Stated goal —
Starting with the line that holds "Convert this document image to plain text.", repeat each line through the last one below, exactly. Pictures stay out.

BEGIN Records for this task

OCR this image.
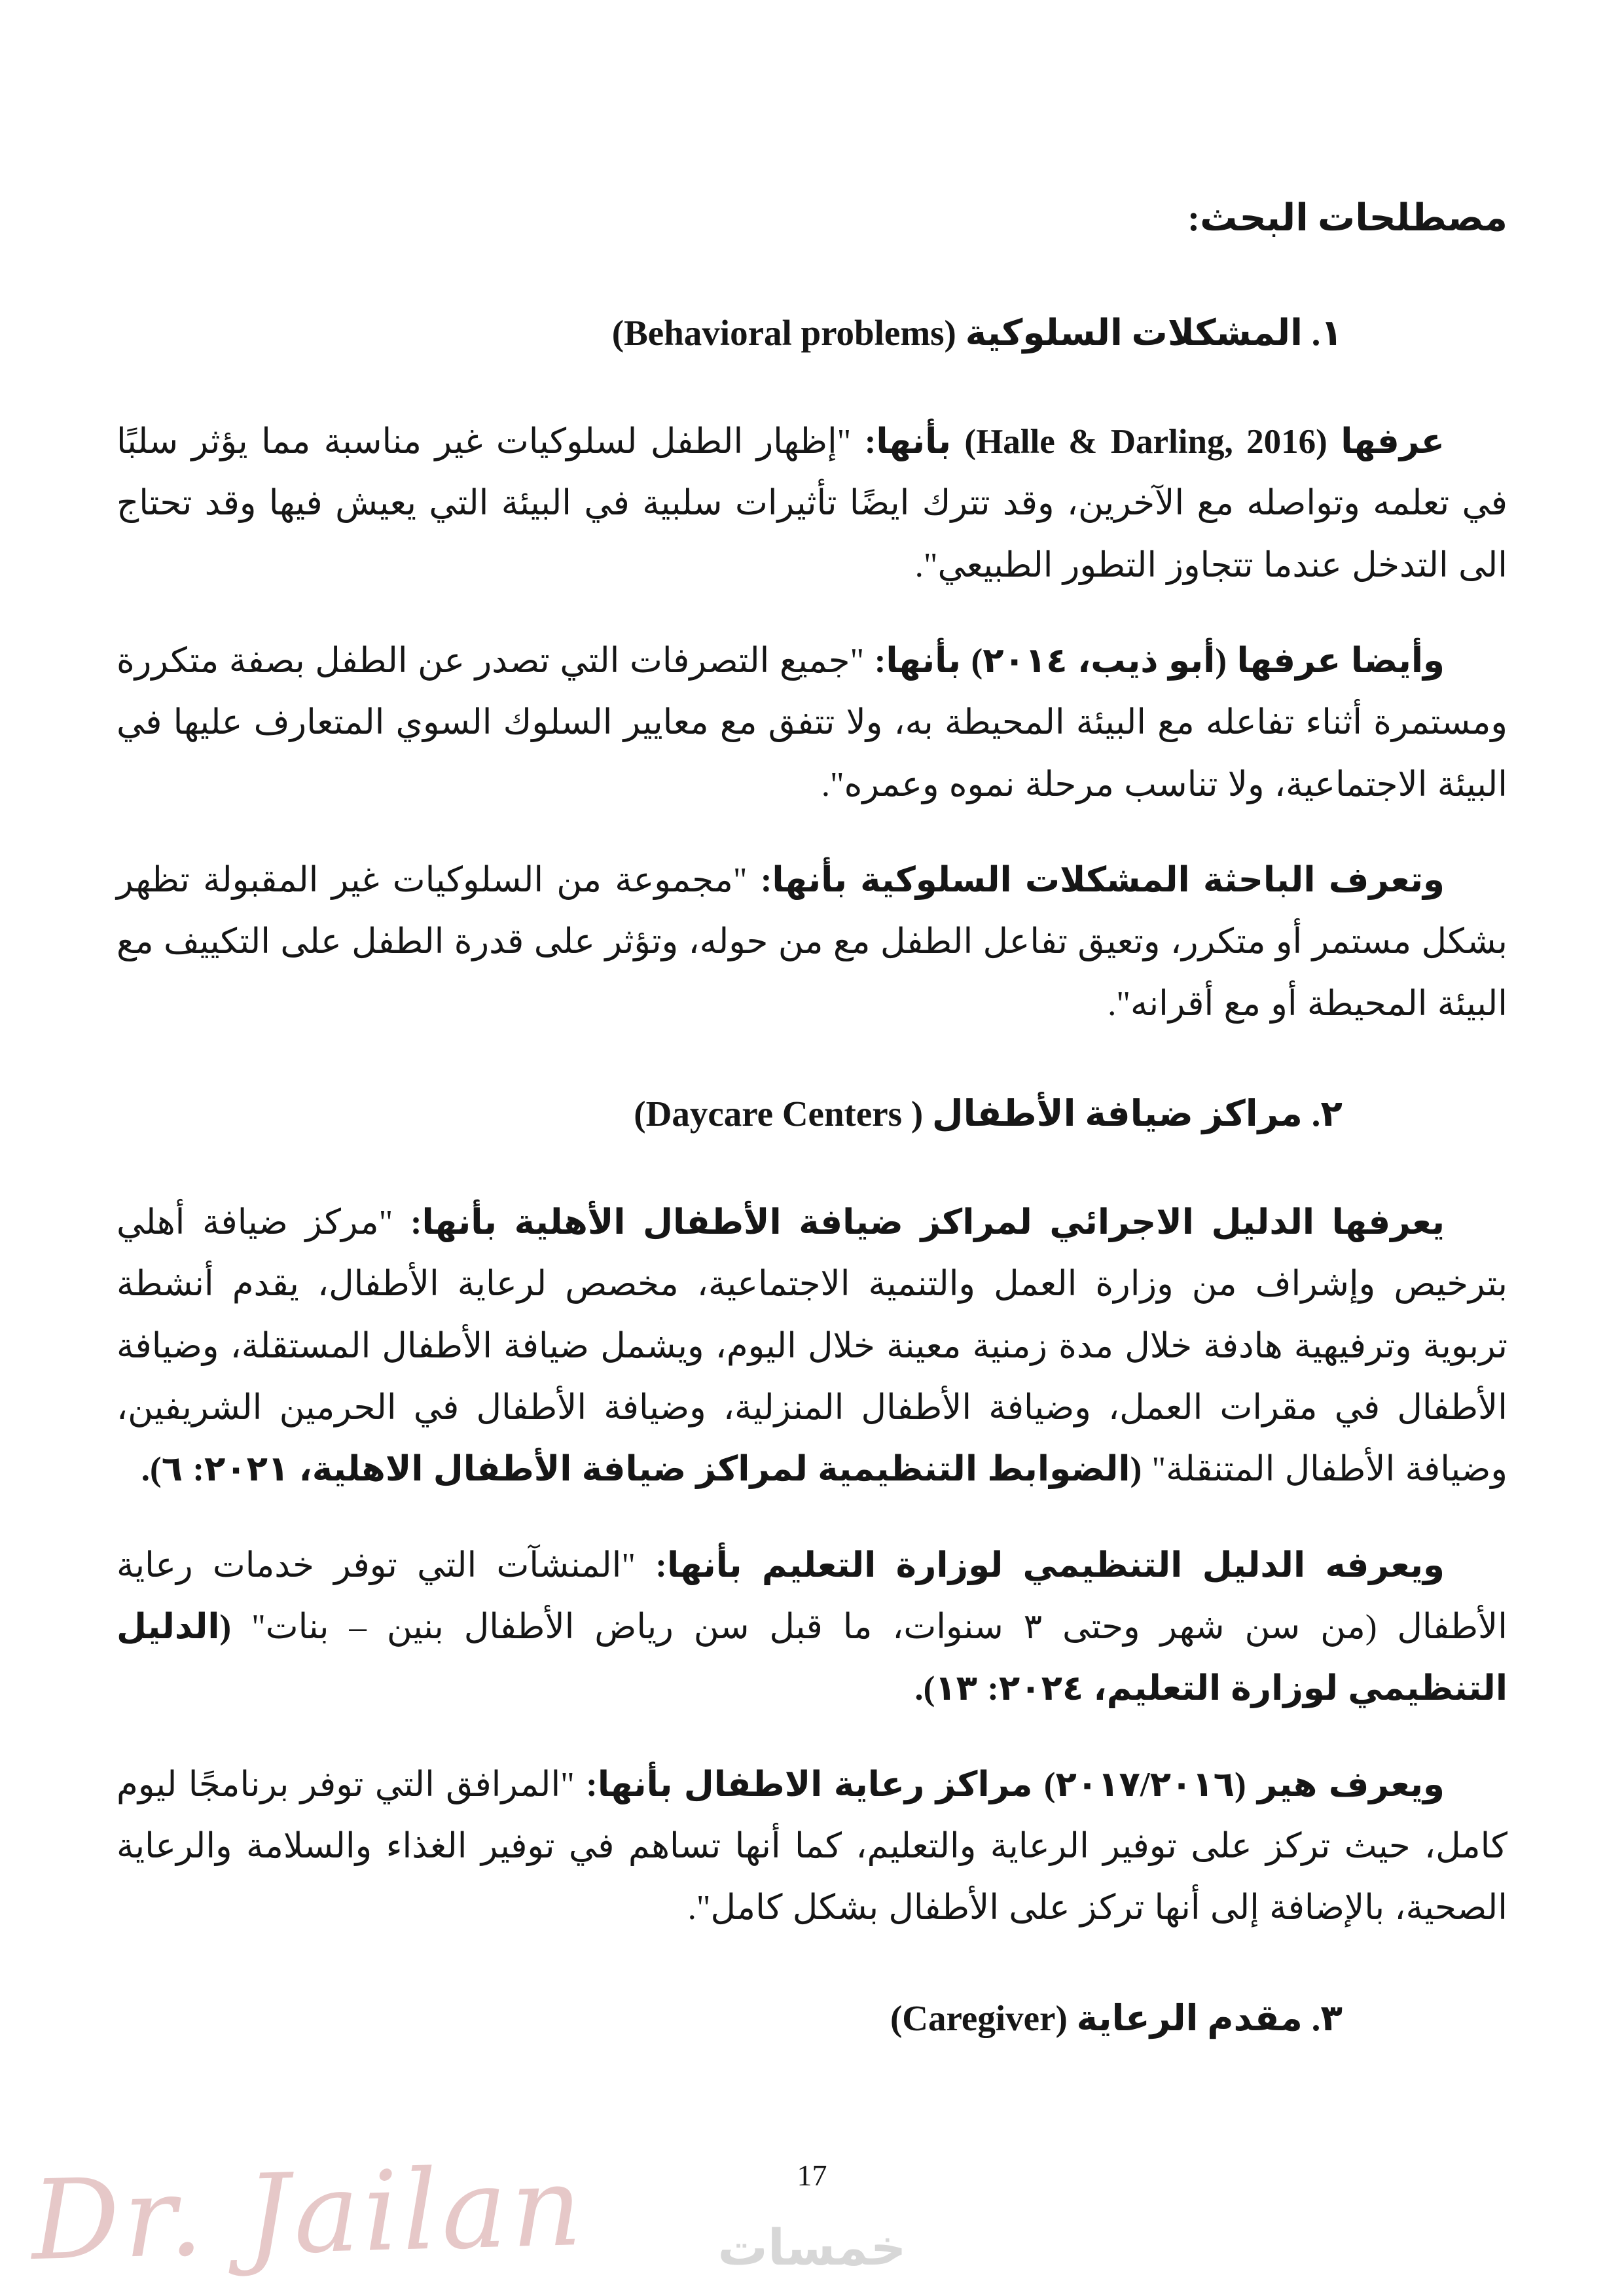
مصطلحات البحث:
١. المشكلات السلوكية (Behavioral problems)

عرفها (Halle & Darling, 2016) بأنها: "إظهار الطفل لسلوكيات غير مناسبة مما يؤثر سلبًا في تعلمه وتواصله مع الآخرين، وقد تترك ايضًا تأثيرات سلبية في البيئة التي يعيش فيها وقد تحتاج الى التدخل عندما تتجاوز التطور الطبيعي".

وأيضا عرفها (أبو ذيب، ٢٠١٤) بأنها: "جميع التصرفات التي تصدر عن الطفل بصفة متكررة ومستمرة أثناء تفاعله مع البيئة المحيطة به، ولا تتفق مع معايير السلوك السوي المتعارف عليها في البيئة الاجتماعية، ولا تناسب مرحلة نموه وعمره".

وتعرف الباحثة المشكلات السلوكية بأنها: "مجموعة من السلوكيات غير المقبولة تظهر بشكل مستمر أو متكرر، وتعيق تفاعل الطفل مع من حوله، وتؤثر على قدرة الطفل على التكييف مع البيئة المحيطة أو مع أقرانه".

٢. مراكز ضيافة الأطفال ( Daycare Centers)

يعرفها الدليل الاجرائي لمراكز ضيافة الأطفال الأهلية بأنها: "مركز ضيافة أهلي بترخيص وإشراف من وزارة العمل والتنمية الاجتماعية، مخصص لرعاية الأطفال، يقدم أنشطة تربوية وترفيهية هادفة خلال مدة زمنية معينة خلال اليوم، ويشمل ضيافة الأطفال المستقلة، وضيافة الأطفال في مقرات العمل، وضيافة الأطفال المنزلية، وضيافة الأطفال في الحرمين الشريفين، وضيافة الأطفال المتنقلة" (الضوابط التنظيمية لمراكز ضيافة الأطفال الاهلية، ٢٠٢١: ٦).

ويعرفه الدليل التنظيمي لوزارة التعليم بأنها: "المنشآت التي توفر خدمات رعاية الأطفال (من سن شهر وحتى ٣ سنوات، ما قبل سن رياض الأطفال بنين – بنات" (الدليل التنظيمي لوزارة التعليم، ٢٠٢٤: ١٣).

ويعرف هير (٢٠١٧/٢٠١٦) مراكز رعاية الاطفال بأنها: "المرافق التي توفر برنامجًا ليوم كامل، حيث تركز على توفير الرعاية والتعليم، كما أنها تساهم في توفير الغذاء والسلامة والرعاية الصحية، بالإضافة إلى أنها تركز على الأطفال بشكل كامل".

٣. مقدم الرعاية (Caregiver)
17
Dr. Jailan	خمسات
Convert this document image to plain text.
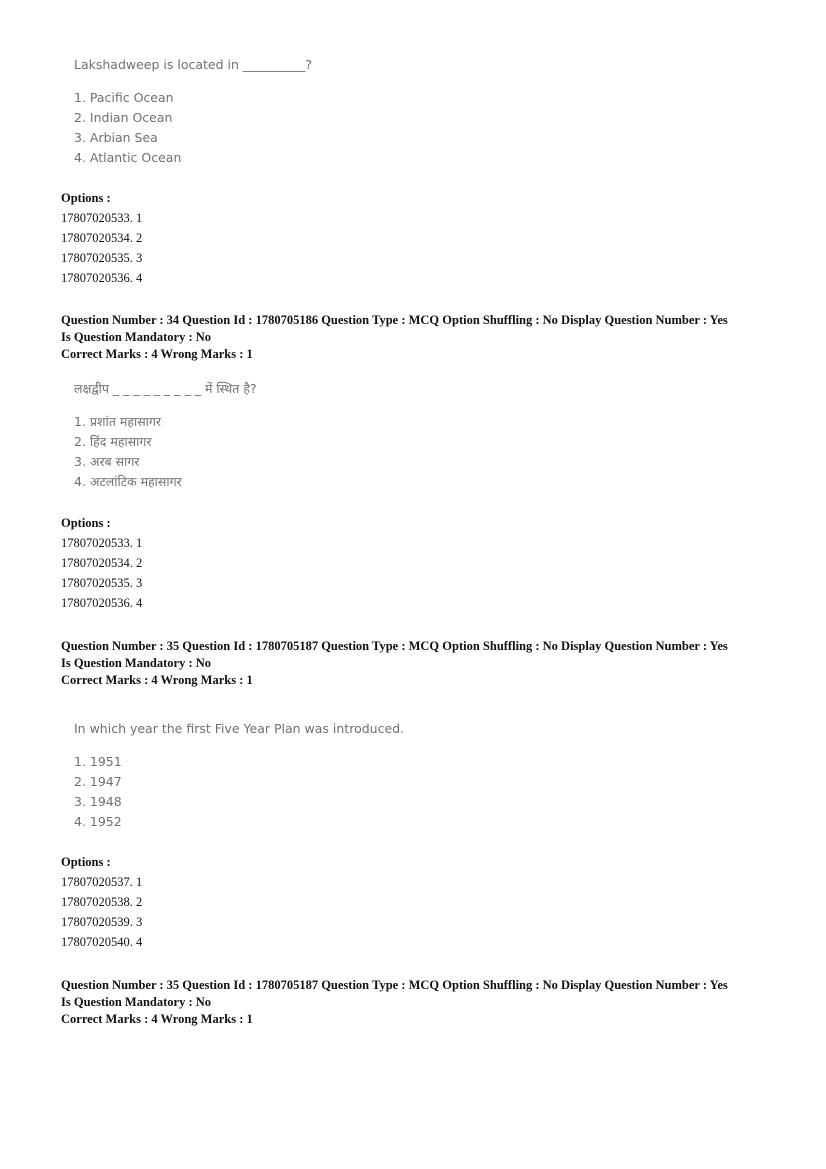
Lakshadweep is located in __________?
1. Pacific Ocean
2. Indian Ocean
3. Arbian Sea
4. Atlantic Ocean
Options :
17807020533. 1
17807020534. 2
17807020535. 3
17807020536. 4
Question Number : 34 Question Id : 1780705186 Question Type : MCQ Option Shuffling : No Display Question Number : Yes
Is Question Mandatory : No
Correct Marks : 4 Wrong Marks : 1
लक्षद्वीप _ _ _ _ _ _ _ _ _ में स्थित है?
1. प्रशांत महासागर
2. हिंद महासागर
3. अरब सागर
4. अटलांटिक महासागर
Options :
17807020533. 1
17807020534. 2
17807020535. 3
17807020536. 4
Question Number : 35 Question Id : 1780705187 Question Type : MCQ Option Shuffling : No Display Question Number : Yes
Is Question Mandatory : No
Correct Marks : 4 Wrong Marks : 1
In which year the first Five Year Plan was introduced.
1. 1951
2. 1947
3. 1948
4. 1952
Options :
17807020537. 1
17807020538. 2
17807020539. 3
17807020540. 4
Question Number : 35 Question Id : 1780705187 Question Type : MCQ Option Shuffling : No Display Question Number : Yes
Is Question Mandatory : No
Correct Marks : 4 Wrong Marks : 1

END Records for this task

Final answer —
Convert this document image to plain text.
Lakshadweep is located in __________?
1. Pacific Ocean
2. Indian Ocean
3. Arbian Sea
4. Atlantic Ocean
Options :
17807020533. 1
17807020534. 2
17807020535. 3
17807020536. 4
Question Number : 34 Question Id : 1780705186 Question Type : MCQ Option Shuffling : No Display Question Number : Yes
Is Question Mandatory : No
Correct Marks : 4 Wrong Marks : 1
लक्षद्वीप _ _ _ _ _ _ _ _ _ में स्थित है?
1. प्रशांत महासागर
2. हिंद महासागर
3. अरब सागर
4. अटलांटिक महासागर
Options :
17807020533. 1
17807020534. 2
17807020535. 3
17807020536. 4
Question Number : 35 Question Id : 1780705187 Question Type : MCQ Option Shuffling : No Display Question Number : Yes
Is Question Mandatory : No
Correct Marks : 4 Wrong Marks : 1
In which year the first Five Year Plan was introduced.
1. 1951
2. 1947
3. 1948
4. 1952
Options :
17807020537. 1
17807020538. 2
17807020539. 3
17807020540. 4
Question Number : 35 Question Id : 1780705187 Question Type : MCQ Option Shuffling : No Display Question Number : Yes
Is Question Mandatory : No
Correct Marks : 4 Wrong Marks : 1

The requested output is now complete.